(Records)
⁂

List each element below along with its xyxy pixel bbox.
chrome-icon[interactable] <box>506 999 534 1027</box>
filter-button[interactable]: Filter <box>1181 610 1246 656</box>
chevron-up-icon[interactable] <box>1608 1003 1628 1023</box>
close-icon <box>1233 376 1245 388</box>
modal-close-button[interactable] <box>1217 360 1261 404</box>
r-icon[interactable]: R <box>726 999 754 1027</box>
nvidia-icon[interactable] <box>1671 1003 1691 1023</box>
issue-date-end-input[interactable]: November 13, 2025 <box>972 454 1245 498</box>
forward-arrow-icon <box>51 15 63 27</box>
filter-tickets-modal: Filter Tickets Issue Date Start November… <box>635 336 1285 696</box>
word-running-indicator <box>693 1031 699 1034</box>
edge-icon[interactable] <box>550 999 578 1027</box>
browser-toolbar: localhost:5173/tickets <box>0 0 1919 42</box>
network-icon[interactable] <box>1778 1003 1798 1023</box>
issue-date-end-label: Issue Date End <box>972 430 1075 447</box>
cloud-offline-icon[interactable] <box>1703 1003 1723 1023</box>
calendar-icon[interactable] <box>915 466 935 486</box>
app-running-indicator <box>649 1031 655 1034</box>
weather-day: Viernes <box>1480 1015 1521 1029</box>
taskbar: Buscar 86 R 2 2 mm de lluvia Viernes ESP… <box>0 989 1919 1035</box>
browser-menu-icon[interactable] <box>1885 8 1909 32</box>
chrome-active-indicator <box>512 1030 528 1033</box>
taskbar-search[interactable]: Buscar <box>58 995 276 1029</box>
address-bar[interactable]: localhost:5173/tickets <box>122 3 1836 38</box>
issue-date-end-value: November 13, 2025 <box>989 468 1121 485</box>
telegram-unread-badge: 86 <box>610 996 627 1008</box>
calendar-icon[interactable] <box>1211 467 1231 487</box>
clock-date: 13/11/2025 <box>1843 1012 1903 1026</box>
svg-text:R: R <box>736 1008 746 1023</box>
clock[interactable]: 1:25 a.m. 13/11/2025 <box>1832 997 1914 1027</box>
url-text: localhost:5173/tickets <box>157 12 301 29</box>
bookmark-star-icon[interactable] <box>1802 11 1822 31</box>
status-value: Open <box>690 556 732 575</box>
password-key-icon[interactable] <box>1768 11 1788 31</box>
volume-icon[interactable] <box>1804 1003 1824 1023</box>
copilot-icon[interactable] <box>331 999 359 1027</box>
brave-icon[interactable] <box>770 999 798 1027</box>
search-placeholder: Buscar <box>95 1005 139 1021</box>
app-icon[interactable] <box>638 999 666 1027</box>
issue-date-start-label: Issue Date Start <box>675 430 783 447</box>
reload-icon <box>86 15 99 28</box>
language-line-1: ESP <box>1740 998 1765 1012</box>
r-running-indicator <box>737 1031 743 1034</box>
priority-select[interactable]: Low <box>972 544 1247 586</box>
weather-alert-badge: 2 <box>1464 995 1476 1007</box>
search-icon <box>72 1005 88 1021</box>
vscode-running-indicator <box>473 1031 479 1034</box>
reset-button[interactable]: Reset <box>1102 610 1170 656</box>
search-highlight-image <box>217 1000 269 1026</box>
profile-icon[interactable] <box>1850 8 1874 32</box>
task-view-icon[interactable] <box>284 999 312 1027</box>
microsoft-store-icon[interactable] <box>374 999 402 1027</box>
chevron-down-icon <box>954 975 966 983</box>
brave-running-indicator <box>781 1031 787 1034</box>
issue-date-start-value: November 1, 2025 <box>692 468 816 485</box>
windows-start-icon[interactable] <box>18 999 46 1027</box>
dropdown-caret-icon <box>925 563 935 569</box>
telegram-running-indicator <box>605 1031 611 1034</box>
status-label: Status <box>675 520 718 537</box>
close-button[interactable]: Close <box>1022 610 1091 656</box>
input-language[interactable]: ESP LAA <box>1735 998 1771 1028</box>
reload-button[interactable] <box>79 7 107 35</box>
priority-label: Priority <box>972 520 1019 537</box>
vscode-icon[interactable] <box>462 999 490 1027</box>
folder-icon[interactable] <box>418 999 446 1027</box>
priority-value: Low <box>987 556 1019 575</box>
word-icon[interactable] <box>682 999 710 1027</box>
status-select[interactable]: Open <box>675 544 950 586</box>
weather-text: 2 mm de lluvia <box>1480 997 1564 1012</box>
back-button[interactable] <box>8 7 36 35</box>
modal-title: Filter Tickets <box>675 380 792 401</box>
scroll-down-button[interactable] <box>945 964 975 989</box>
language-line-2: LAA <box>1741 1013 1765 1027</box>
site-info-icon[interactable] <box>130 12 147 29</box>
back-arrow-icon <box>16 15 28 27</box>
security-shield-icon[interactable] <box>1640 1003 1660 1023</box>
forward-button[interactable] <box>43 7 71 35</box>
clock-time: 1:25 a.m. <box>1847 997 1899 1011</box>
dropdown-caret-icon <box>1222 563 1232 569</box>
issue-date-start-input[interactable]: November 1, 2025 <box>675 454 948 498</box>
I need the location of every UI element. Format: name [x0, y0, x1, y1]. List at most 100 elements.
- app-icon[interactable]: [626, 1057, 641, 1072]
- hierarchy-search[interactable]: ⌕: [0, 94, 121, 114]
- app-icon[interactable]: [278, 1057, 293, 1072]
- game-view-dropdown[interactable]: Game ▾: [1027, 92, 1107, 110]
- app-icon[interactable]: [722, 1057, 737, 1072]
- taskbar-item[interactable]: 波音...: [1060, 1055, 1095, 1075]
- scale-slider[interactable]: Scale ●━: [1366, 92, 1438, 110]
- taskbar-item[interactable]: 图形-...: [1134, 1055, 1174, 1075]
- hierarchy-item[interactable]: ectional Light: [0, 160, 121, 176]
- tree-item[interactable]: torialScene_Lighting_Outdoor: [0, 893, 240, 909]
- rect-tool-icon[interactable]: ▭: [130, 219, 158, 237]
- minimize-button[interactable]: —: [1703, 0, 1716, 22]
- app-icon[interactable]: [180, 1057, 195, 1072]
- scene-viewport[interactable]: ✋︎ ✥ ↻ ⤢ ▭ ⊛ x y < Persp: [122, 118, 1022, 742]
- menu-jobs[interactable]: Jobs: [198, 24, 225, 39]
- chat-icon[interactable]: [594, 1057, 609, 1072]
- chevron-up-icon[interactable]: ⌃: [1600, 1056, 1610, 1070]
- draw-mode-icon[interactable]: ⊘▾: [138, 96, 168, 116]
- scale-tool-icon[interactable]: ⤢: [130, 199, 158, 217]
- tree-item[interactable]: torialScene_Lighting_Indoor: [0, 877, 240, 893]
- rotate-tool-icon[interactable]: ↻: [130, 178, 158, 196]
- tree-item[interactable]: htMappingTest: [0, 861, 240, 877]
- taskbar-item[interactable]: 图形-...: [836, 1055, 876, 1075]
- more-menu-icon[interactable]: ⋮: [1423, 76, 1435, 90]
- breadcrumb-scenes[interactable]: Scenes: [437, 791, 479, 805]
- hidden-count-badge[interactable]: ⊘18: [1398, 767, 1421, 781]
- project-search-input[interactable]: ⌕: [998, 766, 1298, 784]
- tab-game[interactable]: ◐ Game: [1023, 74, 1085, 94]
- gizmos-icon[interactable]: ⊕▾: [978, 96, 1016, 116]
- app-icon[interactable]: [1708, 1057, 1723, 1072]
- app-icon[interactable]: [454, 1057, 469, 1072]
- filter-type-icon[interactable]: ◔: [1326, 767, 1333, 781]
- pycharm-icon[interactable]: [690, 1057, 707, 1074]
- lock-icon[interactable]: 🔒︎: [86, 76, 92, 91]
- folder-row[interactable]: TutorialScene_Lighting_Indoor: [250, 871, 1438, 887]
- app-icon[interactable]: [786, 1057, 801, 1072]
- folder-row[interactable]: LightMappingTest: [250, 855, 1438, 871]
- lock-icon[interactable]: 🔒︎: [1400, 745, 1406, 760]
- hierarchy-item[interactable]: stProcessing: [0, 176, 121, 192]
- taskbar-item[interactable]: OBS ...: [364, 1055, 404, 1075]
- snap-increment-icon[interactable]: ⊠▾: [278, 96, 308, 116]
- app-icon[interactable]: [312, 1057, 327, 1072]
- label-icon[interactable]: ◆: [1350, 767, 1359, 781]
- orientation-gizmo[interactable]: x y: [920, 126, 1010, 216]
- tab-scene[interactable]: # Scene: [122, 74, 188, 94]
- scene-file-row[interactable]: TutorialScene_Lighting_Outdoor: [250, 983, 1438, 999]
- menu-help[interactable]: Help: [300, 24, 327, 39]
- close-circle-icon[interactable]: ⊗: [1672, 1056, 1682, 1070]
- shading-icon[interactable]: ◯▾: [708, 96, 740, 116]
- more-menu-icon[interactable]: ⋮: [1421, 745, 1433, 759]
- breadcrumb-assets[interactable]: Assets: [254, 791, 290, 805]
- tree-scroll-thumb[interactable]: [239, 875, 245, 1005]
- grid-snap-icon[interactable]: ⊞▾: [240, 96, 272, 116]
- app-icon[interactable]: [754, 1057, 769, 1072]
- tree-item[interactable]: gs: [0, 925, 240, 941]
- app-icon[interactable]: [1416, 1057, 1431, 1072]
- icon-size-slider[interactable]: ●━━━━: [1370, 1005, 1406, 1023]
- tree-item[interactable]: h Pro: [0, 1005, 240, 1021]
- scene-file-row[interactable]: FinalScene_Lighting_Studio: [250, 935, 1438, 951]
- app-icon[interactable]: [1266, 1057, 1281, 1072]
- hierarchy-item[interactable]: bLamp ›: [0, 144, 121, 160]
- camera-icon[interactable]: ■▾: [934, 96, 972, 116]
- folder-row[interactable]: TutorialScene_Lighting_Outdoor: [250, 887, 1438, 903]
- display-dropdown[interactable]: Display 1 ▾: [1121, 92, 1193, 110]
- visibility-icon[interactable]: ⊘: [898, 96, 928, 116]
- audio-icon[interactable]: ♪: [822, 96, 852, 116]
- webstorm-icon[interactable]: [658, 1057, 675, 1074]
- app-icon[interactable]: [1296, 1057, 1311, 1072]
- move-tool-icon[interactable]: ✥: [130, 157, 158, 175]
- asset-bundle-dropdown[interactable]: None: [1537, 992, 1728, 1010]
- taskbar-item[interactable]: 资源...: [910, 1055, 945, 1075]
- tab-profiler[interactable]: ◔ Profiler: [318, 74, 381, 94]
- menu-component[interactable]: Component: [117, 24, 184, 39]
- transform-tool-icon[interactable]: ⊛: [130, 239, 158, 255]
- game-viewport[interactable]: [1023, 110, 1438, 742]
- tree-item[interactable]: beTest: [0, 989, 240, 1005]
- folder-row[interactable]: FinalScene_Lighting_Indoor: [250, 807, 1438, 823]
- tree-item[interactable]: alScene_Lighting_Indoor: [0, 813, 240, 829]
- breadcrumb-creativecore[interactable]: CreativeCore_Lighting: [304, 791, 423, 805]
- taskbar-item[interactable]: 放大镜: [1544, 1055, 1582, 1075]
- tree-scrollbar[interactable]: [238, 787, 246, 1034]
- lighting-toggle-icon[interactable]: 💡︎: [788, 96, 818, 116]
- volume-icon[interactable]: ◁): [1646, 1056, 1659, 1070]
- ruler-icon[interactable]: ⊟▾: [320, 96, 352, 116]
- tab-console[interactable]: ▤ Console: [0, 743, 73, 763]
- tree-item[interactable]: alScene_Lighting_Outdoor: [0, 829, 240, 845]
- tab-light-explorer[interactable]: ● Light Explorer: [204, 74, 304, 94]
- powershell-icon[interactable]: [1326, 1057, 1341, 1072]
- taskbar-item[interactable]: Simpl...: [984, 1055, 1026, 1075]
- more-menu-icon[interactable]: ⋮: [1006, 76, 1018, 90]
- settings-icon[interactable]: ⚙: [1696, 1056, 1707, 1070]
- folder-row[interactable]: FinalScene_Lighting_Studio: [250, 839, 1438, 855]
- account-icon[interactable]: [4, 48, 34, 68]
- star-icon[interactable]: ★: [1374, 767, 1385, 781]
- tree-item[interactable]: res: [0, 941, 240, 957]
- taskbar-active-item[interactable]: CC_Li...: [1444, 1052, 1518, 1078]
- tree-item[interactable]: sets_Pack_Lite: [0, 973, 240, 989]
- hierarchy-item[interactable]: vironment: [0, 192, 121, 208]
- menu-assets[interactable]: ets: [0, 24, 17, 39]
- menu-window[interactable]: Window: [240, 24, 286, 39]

⁂

◆ **Required work**
Write out the data word for word, starting at its first line and stopping after the line that contains "filter-tickets-modal: Filter Tickets". Include both of those lines.

◆ **Solution to the exercise**
List each element below along with its xyxy pixel bbox.
chrome-icon[interactable] <box>506 999 534 1027</box>
filter-button[interactable]: Filter <box>1181 610 1246 656</box>
chevron-up-icon[interactable] <box>1608 1003 1628 1023</box>
close-icon <box>1233 376 1245 388</box>
modal-close-button[interactable] <box>1217 360 1261 404</box>
r-icon[interactable]: R <box>726 999 754 1027</box>
nvidia-icon[interactable] <box>1671 1003 1691 1023</box>
issue-date-end-input[interactable]: November 13, 2025 <box>972 454 1245 498</box>
forward-arrow-icon <box>51 15 63 27</box>
filter-tickets-modal: Filter Tickets Issue Date Start November… <box>635 336 1285 696</box>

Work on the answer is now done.